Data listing
----------

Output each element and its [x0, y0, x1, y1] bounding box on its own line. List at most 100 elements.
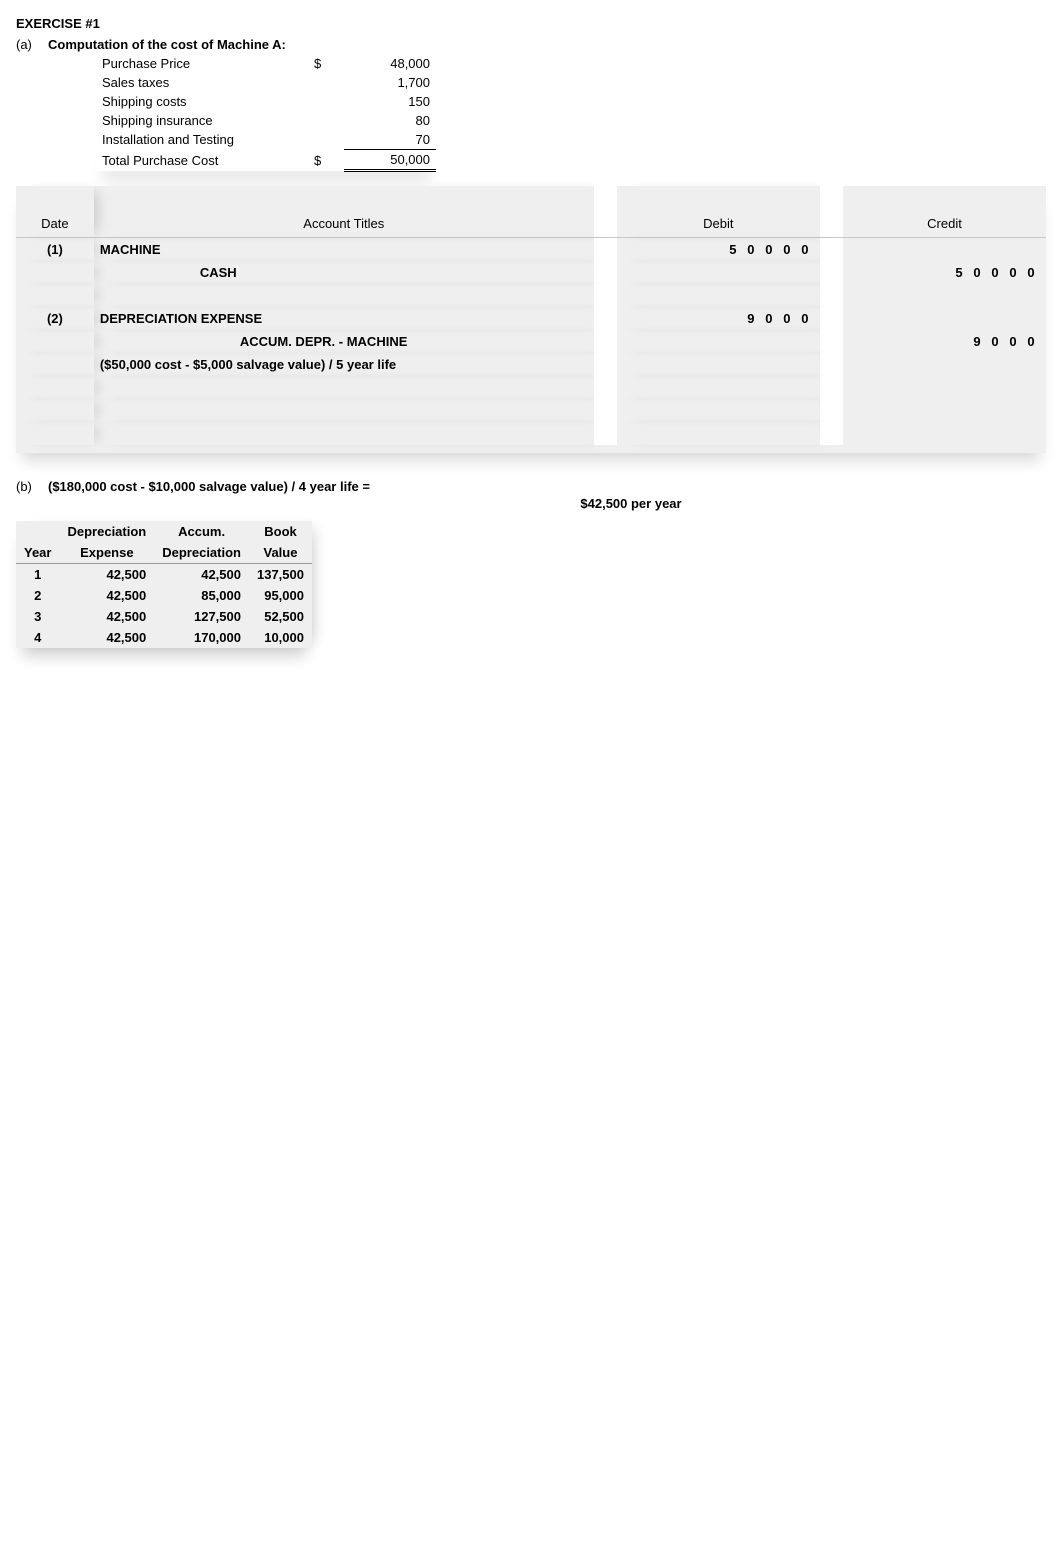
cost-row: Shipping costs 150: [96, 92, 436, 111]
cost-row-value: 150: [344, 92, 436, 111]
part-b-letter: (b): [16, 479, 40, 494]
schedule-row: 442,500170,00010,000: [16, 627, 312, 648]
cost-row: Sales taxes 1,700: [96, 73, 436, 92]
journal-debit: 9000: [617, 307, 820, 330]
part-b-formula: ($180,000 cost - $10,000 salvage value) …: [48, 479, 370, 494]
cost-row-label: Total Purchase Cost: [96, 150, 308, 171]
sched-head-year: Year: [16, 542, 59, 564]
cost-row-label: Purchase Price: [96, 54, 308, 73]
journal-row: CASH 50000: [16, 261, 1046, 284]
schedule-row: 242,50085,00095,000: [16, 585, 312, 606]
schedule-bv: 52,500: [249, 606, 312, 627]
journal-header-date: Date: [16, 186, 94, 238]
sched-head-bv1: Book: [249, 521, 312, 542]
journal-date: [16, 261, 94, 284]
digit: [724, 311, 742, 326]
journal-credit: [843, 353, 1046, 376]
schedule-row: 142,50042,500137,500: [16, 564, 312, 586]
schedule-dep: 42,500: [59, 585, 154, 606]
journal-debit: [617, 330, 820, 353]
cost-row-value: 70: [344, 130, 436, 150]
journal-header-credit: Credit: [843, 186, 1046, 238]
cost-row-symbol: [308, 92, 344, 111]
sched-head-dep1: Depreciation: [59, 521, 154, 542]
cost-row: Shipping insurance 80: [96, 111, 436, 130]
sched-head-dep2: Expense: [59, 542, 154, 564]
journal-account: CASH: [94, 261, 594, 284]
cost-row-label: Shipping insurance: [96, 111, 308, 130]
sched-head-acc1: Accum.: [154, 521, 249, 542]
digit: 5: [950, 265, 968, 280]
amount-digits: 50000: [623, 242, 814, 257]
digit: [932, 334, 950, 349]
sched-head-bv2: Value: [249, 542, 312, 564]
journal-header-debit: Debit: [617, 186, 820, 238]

----------

## Written exercise:
Can you swap "Shipping insurance" for "Freight insurance" throughout the records and write them out again with nothing else changed, leaving out the pictures?

## Solution for this problem:
Output each element and its [x0, y0, x1, y1] bounding box on its own line. List at most 100 elements.
cost-row: Shipping costs 150: [96, 92, 436, 111]
cost-row-value: 150: [344, 92, 436, 111]
part-b-letter: (b): [16, 479, 40, 494]
schedule-row: 442,500170,00010,000: [16, 627, 312, 648]
cost-row: Sales taxes 1,700: [96, 73, 436, 92]
journal-debit: 9000: [617, 307, 820, 330]
part-b-formula: ($180,000 cost - $10,000 salvage value) …: [48, 479, 370, 494]
cost-row-label: Total Purchase Cost: [96, 150, 308, 171]
sched-head-year: Year: [16, 542, 59, 564]
cost-row-label: Purchase Price: [96, 54, 308, 73]
journal-row: CASH 50000: [16, 261, 1046, 284]
schedule-row: 242,50085,00095,000: [16, 585, 312, 606]
schedule-bv: 52,500: [249, 606, 312, 627]
journal-header-date: Date: [16, 186, 94, 238]
sched-head-bv1: Book: [249, 521, 312, 542]
journal-date: [16, 261, 94, 284]
digit: [724, 311, 742, 326]
journal-credit: [843, 353, 1046, 376]
schedule-row: 142,50042,500137,500: [16, 564, 312, 586]
schedule-dep: 42,500: [59, 585, 154, 606]
journal-debit: [617, 330, 820, 353]
cost-row-value: 70: [344, 130, 436, 150]
journal-header-credit: Credit: [843, 186, 1046, 238]
cost-row-symbol: [308, 92, 344, 111]
sched-head-dep1: Depreciation: [59, 521, 154, 542]
cost-row: Freight insurance 80: [96, 111, 436, 130]
sched-head-dep2: Expense: [59, 542, 154, 564]
journal-account: CASH: [94, 261, 594, 284]
cost-row-label: Freight insurance: [96, 111, 308, 130]
sched-head-acc1: Accum.: [154, 521, 249, 542]
digit: 5: [950, 265, 968, 280]
amount-digits: 50000: [623, 242, 814, 257]
digit: [932, 334, 950, 349]
sched-head-bv2: Value: [249, 542, 312, 564]
journal-header-debit: Debit: [617, 186, 820, 238]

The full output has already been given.